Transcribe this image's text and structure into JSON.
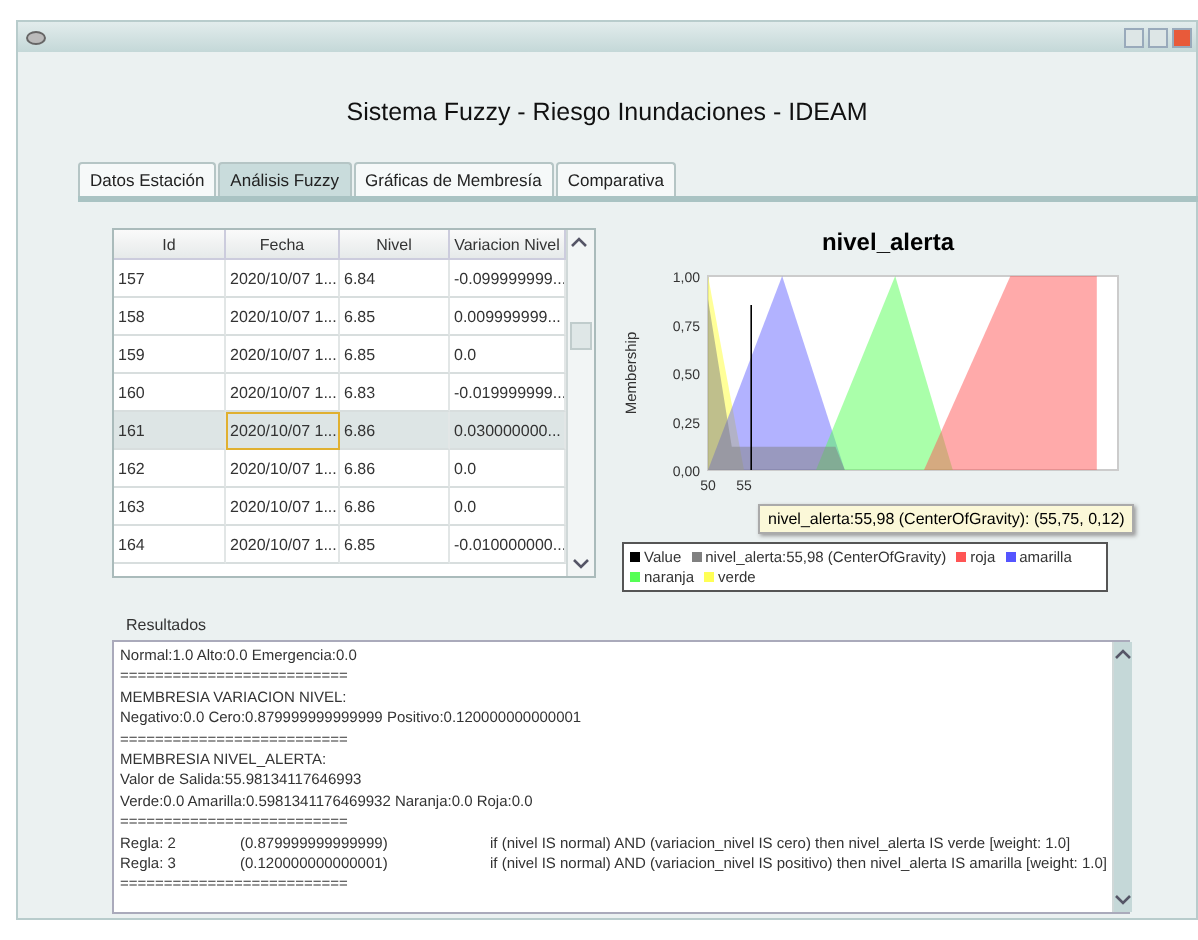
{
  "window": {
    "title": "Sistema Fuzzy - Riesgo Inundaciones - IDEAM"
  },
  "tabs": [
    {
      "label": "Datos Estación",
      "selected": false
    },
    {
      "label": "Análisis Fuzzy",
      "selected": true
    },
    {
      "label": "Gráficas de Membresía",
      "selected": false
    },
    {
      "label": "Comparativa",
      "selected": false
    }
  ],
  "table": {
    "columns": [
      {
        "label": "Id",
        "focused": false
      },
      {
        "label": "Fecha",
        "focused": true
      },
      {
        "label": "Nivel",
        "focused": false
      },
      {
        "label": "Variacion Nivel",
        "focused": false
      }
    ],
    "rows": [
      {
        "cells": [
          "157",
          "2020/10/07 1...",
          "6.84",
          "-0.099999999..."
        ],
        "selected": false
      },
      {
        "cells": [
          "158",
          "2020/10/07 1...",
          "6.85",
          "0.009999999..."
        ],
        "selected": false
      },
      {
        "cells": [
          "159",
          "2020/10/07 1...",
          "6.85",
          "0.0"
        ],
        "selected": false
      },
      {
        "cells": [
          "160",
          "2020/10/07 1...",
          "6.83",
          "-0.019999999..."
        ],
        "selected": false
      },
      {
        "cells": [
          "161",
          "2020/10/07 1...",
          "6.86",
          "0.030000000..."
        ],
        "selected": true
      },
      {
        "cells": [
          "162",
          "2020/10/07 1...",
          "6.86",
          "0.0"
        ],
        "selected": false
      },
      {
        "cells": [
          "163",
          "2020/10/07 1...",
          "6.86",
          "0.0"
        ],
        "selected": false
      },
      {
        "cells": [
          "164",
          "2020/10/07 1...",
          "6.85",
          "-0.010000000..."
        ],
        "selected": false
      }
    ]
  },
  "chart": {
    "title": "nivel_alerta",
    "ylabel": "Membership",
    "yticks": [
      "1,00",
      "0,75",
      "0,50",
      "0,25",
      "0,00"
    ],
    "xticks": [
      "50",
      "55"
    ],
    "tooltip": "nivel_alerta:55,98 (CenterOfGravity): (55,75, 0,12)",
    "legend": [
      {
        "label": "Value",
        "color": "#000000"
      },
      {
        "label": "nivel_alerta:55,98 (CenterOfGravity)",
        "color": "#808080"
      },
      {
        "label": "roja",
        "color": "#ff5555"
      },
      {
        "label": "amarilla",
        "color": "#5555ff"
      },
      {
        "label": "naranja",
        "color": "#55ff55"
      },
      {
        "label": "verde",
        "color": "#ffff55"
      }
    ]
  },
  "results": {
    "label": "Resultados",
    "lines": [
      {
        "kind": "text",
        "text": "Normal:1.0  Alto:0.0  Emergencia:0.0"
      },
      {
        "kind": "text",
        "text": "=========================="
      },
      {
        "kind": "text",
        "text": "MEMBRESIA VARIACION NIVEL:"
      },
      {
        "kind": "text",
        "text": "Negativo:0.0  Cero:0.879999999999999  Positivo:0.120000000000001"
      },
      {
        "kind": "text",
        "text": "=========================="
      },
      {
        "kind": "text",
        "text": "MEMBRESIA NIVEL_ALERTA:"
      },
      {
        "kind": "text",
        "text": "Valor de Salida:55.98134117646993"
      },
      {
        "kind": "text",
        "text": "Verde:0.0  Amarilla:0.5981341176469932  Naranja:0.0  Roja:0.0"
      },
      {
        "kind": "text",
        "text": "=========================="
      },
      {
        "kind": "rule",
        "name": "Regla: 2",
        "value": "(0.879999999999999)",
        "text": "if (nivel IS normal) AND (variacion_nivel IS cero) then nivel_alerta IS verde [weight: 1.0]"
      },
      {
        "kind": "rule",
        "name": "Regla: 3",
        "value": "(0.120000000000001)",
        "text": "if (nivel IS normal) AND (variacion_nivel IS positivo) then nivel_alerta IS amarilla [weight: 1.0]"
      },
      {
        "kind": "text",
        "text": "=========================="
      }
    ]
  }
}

-- -- --

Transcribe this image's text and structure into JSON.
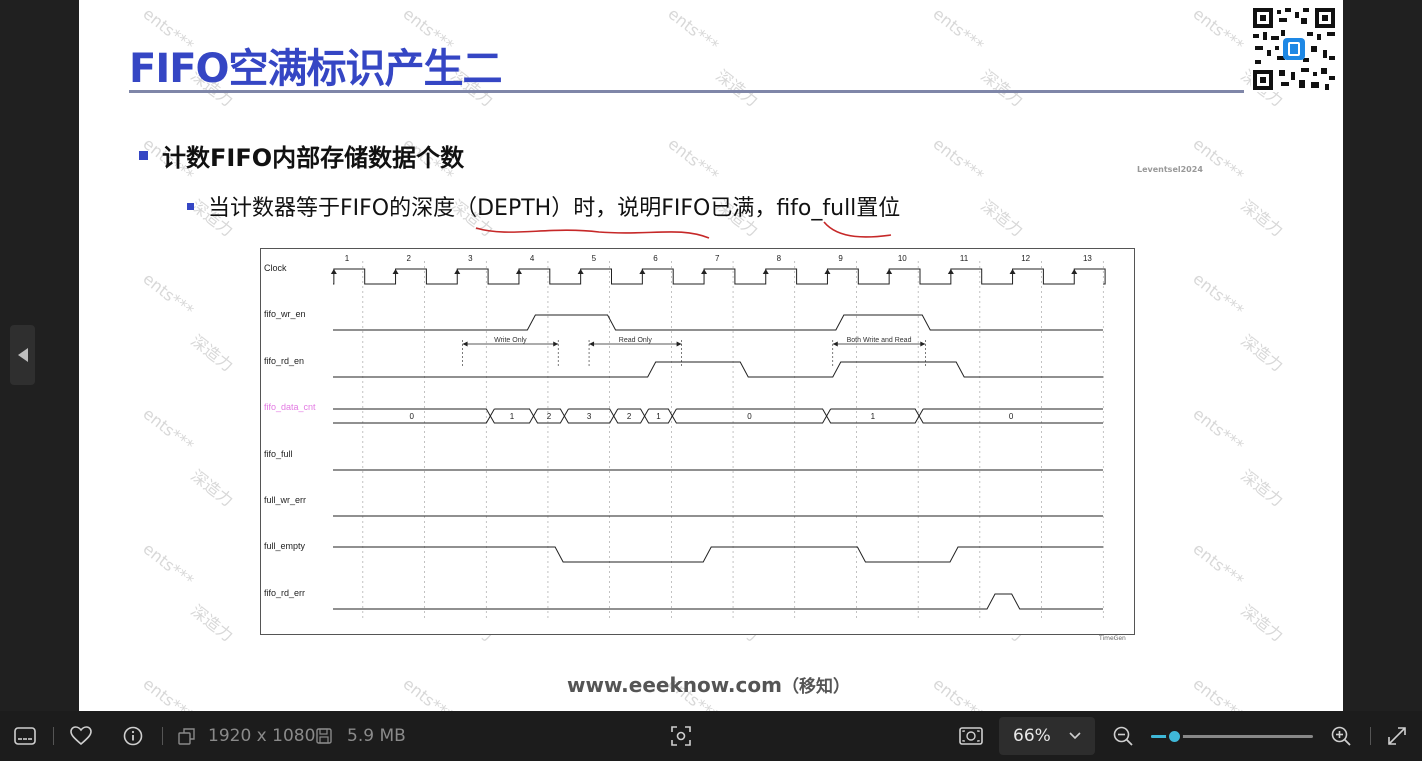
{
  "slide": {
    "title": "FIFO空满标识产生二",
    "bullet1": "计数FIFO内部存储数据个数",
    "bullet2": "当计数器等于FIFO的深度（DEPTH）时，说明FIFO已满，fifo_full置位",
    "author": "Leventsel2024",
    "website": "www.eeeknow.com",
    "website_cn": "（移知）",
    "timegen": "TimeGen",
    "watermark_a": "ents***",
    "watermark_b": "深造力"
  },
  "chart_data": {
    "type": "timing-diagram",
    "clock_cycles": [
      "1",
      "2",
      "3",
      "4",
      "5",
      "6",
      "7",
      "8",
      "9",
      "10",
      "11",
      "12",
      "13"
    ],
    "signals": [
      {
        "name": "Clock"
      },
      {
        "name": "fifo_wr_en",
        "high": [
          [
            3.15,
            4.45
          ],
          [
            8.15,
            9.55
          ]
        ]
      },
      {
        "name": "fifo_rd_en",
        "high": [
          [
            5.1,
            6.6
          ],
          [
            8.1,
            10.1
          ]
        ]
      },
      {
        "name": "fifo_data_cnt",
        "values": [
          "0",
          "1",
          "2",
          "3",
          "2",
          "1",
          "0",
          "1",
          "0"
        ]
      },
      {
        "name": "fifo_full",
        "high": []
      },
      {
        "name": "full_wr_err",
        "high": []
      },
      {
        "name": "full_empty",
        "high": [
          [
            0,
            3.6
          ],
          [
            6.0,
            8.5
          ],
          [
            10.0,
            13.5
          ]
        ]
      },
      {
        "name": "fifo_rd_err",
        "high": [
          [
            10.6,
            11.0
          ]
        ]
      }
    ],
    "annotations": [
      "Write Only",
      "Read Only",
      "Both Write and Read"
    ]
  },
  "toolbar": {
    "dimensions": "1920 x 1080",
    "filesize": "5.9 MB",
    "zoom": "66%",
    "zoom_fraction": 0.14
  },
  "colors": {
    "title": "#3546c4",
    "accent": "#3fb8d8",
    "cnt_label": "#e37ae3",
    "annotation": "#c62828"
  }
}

-- -- --

*WHAT TO DO:* Only the number is wanted: how many lines in the data include the word "true"?

*COMPLETE RESPONSE:* 3